-------- Material to process
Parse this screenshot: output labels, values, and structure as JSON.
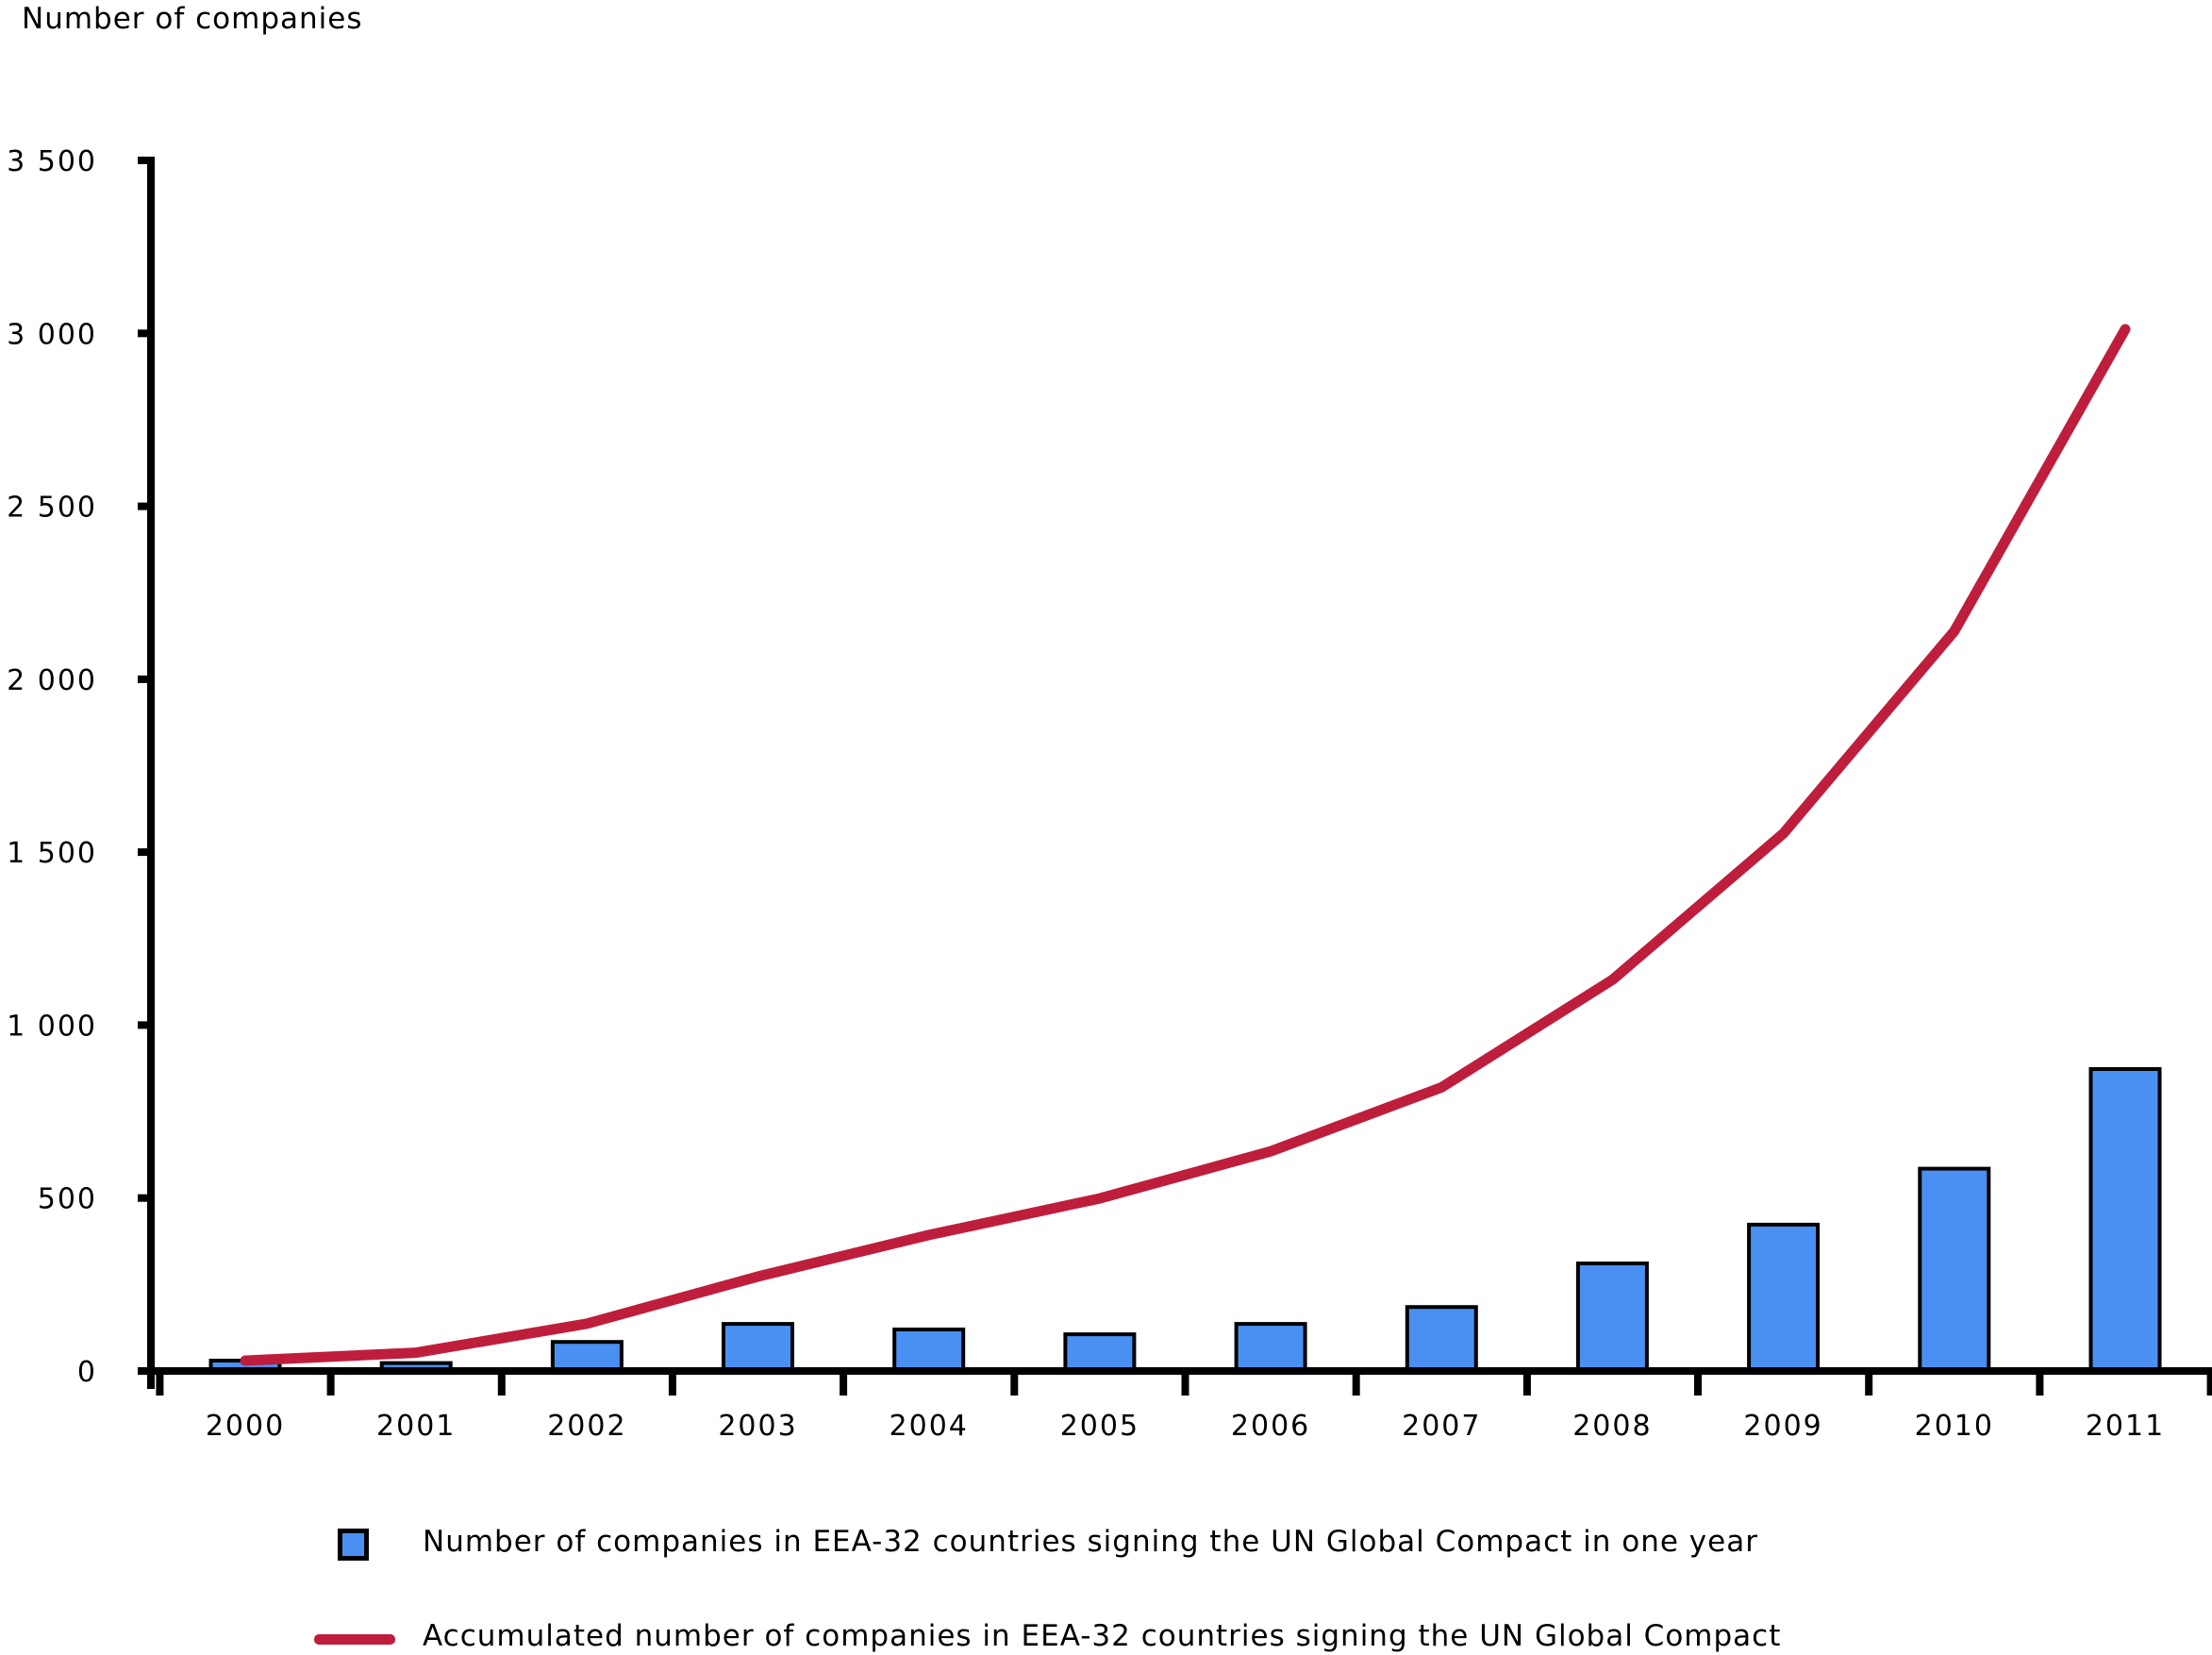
{
  "title": "Number of companies",
  "colors": {
    "background": "#FFFFFF",
    "bar_fill": "#4A90F2",
    "bar_border": "#000000",
    "line": "#BE1E3C",
    "axis": "#000000",
    "text": "#000000"
  },
  "legend": {
    "items": [
      {
        "swatch": "bar-swatch",
        "label": "Number of companies in EEA-32 countries signing the UN Global Compact in one year"
      },
      {
        "swatch": "line-swatch",
        "label": "Accumulated number of companies in EEA-32 countries signing the UN Global Compact"
      }
    ]
  },
  "chart_data": {
    "type": "bar",
    "categories": [
      "2000",
      "2001",
      "2002",
      "2003",
      "2004",
      "2005",
      "2006",
      "2007",
      "2008",
      "2009",
      "2010",
      "2011"
    ],
    "series": [
      {
        "name": "Number of companies in EEA-32 countries signing the UN Global Compact in one year",
        "type": "bar",
        "values": [
          30,
          23,
          84,
          136,
          120,
          106,
          136,
          185,
          311,
          423,
          585,
          873
        ]
      },
      {
        "name": "Accumulated number of companies in EEA-32 countries signing the UN Global Compact",
        "type": "line",
        "values": [
          30,
          53,
          137,
          273,
          393,
          499,
          635,
          820,
          1131,
          1554,
          2139,
          3012
        ]
      }
    ],
    "title": "",
    "xlabel": "",
    "ylabel": "Number of companies",
    "ylim": [
      0,
      3500
    ],
    "ytick_step": 500,
    "ytick_labels": [
      "0",
      "500",
      "1 000",
      "1 500",
      "2 000",
      "2 500",
      "3 000",
      "3 500"
    ],
    "grid": false,
    "legend_position": "bottom"
  }
}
----------------
§ **Goal of the exercise**: Out of the material above, gather each line where "Compact" appears.

§ **Written solution**:
        "label": "Number of companies in EEA-32 countries signing the UN Global Compact in one year"
        "label": "Accumulated number of companies in EEA-32 countries signing the UN Global Compact"
        "name": "Number of companies in EEA-32 countries signing the UN Global Compact in one year",
        "name": "Accumulated number of companies in EEA-32 countries signing the UN Global Compact",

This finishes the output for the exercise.